> _TASK DIRECTIONS_
Say how many lines in the data below contain the word "inflatable", and give no other text.

> _SUPPLIED MATERIAL_

-- Begin --

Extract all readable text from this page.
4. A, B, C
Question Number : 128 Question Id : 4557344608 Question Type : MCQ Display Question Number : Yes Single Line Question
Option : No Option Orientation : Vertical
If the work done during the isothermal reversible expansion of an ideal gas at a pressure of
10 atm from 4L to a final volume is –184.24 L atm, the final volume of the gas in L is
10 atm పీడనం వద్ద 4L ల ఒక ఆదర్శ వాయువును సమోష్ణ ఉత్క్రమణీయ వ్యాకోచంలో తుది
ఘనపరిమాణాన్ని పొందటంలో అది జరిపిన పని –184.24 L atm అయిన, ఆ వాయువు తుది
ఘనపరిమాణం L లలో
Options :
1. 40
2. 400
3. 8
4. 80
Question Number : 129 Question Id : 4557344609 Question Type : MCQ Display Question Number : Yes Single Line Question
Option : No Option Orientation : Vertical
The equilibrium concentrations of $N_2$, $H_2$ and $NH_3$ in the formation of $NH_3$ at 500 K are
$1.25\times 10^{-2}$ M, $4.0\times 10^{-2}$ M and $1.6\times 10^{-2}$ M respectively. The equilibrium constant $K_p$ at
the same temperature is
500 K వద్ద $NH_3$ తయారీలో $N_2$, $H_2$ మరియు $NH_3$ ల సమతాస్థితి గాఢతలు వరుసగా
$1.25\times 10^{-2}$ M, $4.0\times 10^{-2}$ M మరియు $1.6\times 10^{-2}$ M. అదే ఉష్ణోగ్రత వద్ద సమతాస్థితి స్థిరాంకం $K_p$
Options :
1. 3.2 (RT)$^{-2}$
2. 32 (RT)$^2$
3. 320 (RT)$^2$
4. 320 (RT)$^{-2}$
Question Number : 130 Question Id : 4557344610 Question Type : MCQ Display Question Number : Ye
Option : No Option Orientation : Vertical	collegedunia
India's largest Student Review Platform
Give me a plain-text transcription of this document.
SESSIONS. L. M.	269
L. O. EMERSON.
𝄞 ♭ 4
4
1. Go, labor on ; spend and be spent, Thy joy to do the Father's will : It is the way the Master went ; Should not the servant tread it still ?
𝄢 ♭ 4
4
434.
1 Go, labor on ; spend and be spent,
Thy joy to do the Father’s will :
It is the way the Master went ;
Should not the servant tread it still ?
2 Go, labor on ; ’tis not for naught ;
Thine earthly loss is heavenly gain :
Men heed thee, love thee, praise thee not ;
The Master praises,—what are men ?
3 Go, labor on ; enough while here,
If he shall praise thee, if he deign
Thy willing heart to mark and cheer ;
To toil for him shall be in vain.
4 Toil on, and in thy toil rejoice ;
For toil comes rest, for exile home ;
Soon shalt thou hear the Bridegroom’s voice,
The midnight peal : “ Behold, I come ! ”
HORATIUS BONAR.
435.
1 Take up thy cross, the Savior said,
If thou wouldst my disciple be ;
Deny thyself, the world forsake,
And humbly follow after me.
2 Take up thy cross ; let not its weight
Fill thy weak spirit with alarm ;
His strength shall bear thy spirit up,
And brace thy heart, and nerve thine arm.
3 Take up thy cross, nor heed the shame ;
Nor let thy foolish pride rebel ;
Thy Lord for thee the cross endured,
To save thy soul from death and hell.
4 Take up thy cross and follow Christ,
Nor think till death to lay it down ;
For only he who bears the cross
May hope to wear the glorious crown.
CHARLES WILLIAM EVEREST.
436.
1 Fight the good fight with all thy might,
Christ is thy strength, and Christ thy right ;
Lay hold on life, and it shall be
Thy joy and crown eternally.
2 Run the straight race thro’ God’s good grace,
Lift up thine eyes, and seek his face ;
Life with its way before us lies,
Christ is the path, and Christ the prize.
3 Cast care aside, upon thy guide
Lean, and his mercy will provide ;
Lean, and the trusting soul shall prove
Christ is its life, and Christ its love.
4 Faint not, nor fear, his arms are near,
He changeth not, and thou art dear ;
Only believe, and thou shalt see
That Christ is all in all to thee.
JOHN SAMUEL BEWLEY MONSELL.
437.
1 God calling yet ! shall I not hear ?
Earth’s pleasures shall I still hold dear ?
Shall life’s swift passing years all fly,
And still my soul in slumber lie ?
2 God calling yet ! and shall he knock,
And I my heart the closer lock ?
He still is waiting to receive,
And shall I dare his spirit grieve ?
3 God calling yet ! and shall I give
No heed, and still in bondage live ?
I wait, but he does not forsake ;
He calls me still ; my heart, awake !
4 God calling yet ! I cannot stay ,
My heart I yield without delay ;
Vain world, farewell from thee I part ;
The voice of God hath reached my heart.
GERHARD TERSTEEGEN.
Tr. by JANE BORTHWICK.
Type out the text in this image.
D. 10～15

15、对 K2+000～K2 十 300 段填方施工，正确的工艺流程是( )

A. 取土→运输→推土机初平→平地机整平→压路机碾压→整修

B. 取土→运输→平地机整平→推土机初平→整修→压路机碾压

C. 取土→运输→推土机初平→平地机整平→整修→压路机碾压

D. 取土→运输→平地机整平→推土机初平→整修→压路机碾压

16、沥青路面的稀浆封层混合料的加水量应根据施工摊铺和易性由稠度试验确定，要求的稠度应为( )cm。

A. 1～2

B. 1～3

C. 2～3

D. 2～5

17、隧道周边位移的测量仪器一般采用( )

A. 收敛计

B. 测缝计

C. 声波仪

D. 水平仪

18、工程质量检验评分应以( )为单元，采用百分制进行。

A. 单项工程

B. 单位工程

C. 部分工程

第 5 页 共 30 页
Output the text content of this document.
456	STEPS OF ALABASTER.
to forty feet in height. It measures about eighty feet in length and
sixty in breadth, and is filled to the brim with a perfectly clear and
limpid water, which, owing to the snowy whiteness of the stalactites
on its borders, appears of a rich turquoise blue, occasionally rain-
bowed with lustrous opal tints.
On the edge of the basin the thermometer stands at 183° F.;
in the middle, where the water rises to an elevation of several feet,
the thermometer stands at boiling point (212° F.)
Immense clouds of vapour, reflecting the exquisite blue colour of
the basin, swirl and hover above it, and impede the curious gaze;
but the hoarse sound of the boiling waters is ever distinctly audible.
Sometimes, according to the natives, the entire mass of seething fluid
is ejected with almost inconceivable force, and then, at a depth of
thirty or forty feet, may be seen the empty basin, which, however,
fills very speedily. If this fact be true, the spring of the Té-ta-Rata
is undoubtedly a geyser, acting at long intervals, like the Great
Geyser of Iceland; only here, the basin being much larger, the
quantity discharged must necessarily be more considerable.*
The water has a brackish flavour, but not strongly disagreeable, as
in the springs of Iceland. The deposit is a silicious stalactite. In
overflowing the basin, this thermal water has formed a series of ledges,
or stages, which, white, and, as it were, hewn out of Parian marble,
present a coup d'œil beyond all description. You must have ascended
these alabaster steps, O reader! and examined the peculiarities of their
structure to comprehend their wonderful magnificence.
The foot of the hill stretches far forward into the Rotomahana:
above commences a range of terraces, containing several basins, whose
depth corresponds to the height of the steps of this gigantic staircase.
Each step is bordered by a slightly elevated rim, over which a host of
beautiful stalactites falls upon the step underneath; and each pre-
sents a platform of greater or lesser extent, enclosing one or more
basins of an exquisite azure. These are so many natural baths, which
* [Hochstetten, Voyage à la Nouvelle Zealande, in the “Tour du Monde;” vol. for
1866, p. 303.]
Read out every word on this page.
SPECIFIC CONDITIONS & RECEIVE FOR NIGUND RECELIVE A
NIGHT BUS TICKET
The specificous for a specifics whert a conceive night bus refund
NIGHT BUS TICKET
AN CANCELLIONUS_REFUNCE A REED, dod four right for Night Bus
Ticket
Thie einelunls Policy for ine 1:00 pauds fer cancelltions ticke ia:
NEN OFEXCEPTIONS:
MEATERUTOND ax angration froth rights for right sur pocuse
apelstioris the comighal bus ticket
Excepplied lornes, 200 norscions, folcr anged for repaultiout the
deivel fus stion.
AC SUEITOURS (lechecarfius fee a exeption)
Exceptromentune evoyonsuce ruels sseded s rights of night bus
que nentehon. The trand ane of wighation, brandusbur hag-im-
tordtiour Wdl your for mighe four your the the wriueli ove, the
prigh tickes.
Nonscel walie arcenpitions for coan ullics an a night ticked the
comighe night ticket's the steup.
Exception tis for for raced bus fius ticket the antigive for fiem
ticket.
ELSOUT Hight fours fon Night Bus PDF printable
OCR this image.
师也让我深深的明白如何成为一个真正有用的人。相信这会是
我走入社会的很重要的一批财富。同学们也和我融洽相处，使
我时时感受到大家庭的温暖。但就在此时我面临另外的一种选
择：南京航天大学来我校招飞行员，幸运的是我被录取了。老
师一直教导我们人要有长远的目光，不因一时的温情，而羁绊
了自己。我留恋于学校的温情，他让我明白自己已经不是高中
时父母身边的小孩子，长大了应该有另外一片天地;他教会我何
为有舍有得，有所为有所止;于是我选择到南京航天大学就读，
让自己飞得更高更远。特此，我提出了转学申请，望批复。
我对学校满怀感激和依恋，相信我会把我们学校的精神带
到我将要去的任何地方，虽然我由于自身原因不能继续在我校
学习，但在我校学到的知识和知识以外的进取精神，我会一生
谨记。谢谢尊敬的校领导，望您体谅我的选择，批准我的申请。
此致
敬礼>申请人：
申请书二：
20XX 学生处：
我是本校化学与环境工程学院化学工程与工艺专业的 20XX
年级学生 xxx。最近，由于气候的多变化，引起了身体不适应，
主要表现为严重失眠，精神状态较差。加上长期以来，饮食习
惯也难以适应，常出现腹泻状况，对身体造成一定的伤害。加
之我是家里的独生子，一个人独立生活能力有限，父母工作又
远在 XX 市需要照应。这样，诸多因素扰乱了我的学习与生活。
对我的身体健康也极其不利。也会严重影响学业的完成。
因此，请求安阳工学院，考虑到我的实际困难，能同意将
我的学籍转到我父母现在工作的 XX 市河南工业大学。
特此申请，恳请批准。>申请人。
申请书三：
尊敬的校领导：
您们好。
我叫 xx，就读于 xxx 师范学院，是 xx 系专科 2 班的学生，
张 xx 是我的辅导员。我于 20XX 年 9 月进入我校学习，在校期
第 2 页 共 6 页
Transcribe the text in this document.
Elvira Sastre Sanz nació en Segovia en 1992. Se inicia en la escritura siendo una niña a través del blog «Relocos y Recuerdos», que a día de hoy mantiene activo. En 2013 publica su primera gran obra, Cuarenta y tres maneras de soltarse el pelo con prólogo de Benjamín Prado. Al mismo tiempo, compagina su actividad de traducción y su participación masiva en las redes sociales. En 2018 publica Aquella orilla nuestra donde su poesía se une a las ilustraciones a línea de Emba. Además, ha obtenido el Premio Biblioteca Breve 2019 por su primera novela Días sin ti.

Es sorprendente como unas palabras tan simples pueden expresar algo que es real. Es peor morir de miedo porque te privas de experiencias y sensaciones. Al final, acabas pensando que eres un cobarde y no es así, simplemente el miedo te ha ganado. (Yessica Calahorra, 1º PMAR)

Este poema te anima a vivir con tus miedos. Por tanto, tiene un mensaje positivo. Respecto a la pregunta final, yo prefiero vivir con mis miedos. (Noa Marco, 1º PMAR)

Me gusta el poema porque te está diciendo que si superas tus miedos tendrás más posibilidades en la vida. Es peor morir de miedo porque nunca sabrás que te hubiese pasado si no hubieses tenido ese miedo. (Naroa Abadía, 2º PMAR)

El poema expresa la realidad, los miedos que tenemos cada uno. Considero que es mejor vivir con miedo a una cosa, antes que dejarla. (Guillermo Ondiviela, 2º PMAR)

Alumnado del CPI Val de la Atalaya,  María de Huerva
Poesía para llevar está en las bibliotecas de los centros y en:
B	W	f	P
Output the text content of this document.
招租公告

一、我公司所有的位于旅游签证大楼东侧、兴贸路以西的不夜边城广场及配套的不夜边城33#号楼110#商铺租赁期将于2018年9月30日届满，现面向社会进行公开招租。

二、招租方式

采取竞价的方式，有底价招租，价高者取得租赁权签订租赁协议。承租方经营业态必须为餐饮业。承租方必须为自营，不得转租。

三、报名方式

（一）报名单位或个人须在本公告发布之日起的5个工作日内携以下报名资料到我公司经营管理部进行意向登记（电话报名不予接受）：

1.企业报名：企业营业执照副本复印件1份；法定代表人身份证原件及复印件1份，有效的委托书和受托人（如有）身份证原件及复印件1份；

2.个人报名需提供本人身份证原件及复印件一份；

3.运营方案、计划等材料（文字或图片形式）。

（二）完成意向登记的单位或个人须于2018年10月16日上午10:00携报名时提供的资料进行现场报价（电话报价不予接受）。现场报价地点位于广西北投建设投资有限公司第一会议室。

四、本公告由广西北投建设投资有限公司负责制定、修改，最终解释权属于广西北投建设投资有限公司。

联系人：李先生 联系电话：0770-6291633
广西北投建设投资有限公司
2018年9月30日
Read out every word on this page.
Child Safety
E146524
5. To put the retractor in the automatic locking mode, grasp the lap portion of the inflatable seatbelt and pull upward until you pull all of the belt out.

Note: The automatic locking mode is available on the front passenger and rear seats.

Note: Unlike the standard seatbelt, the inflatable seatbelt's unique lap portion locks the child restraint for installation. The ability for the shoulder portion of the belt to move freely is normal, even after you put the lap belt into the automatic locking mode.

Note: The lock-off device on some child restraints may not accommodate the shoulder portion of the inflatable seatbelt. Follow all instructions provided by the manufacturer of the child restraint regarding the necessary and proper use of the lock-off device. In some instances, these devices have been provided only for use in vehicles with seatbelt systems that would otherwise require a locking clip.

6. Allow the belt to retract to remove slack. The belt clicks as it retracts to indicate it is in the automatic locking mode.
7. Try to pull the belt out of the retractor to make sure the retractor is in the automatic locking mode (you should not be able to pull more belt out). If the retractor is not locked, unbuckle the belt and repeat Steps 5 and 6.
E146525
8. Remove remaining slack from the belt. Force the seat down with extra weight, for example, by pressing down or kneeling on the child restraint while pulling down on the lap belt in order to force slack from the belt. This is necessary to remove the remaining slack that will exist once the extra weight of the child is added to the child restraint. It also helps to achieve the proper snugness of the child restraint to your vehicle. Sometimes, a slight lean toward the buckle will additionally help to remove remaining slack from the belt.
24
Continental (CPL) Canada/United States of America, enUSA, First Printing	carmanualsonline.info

-- End --

> _ANSWER IN FULL_
3